- **EXERCISE**
Using the data beneath, show every line that includes the word "Disk".

Items from a data source:
☆ ☆ ☆ ☆

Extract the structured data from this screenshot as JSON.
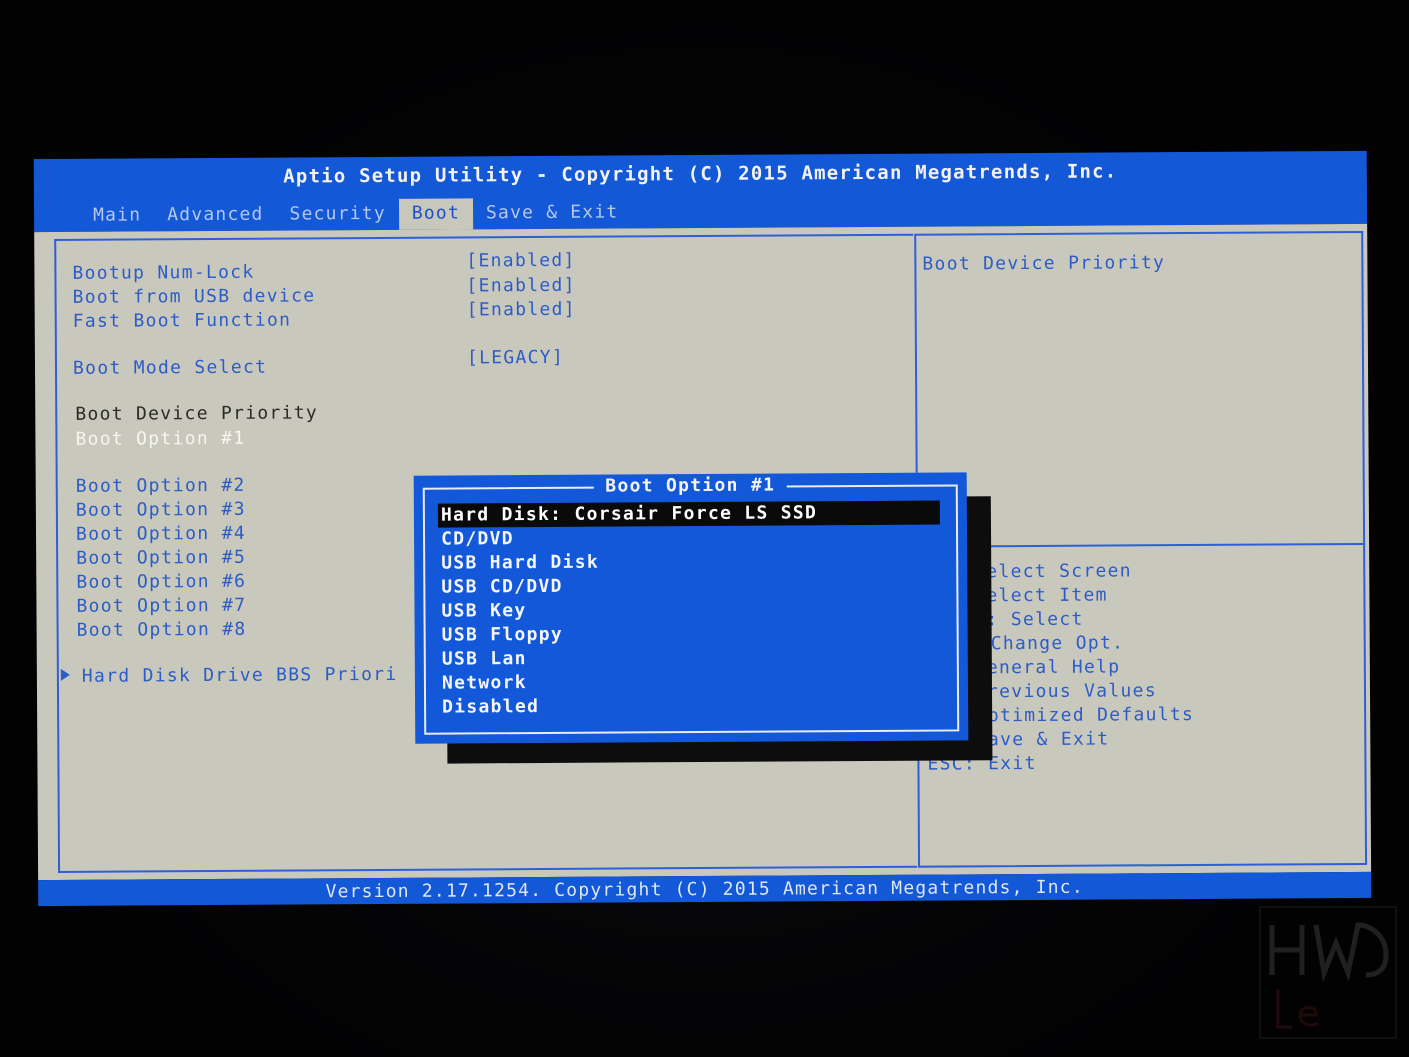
{
  "header": {
    "title": "Aptio Setup Utility - Copyright (C) 2015 American Megatrends, Inc."
  },
  "tabs": [
    {
      "label": "Main",
      "active": false
    },
    {
      "label": "Advanced",
      "active": false
    },
    {
      "label": "Security",
      "active": false
    },
    {
      "label": "Boot",
      "active": true
    },
    {
      "label": "Save & Exit",
      "active": false
    }
  ],
  "settings": [
    {
      "label": "Bootup Num-Lock",
      "value": "[Enabled]"
    },
    {
      "label": "Boot from USB device",
      "value": "[Enabled]"
    },
    {
      "label": "Fast Boot Function",
      "value": "[Enabled]"
    },
    {
      "label": "Boot Mode Select",
      "value": "[LEGACY]"
    }
  ],
  "boot_priority": {
    "heading": "Boot Device Priority",
    "options": [
      "Boot Option #1",
      "Boot Option #2",
      "Boot Option #3",
      "Boot Option #4",
      "Boot Option #5",
      "Boot Option #6",
      "Boot Option #7",
      "Boot Option #8"
    ],
    "submenu": "Hard Disk Drive BBS Priori"
  },
  "help_panel": {
    "title": "Boot Device Priority",
    "keys": [
      "elect Screen",
      "elect Item",
      ": Select",
      "Change Opt.",
      "eneral Help",
      "revious Values",
      "F3: Optimized Defaults",
      "F4: Save & Exit",
      "ESC: Exit"
    ]
  },
  "popup": {
    "title": "Boot Option #1",
    "options": [
      "Hard Disk: Corsair Force LS SSD",
      "CD/DVD",
      "USB Hard Disk",
      "USB CD/DVD",
      "USB Key",
      "USB Floppy",
      "USB Lan",
      "Network",
      "Disabled"
    ],
    "selected_index": 0
  },
  "footer": {
    "text": "Version 2.17.1254. Copyright (C) 2015 American Megatrends, Inc."
  },
  "colors": {
    "bios_blue": "#1358d6",
    "panel_gray": "#c9c8bc",
    "label_blue": "#2c5cc8",
    "selected_bg": "#0a0a0a"
  }
}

☆ ☆ ☆ ☆

- **FULL OUTPUT**
    "submenu": "Hard Disk Drive BBS Priori"
      "Hard Disk: Corsair Force LS SSD",
      "USB Hard Disk",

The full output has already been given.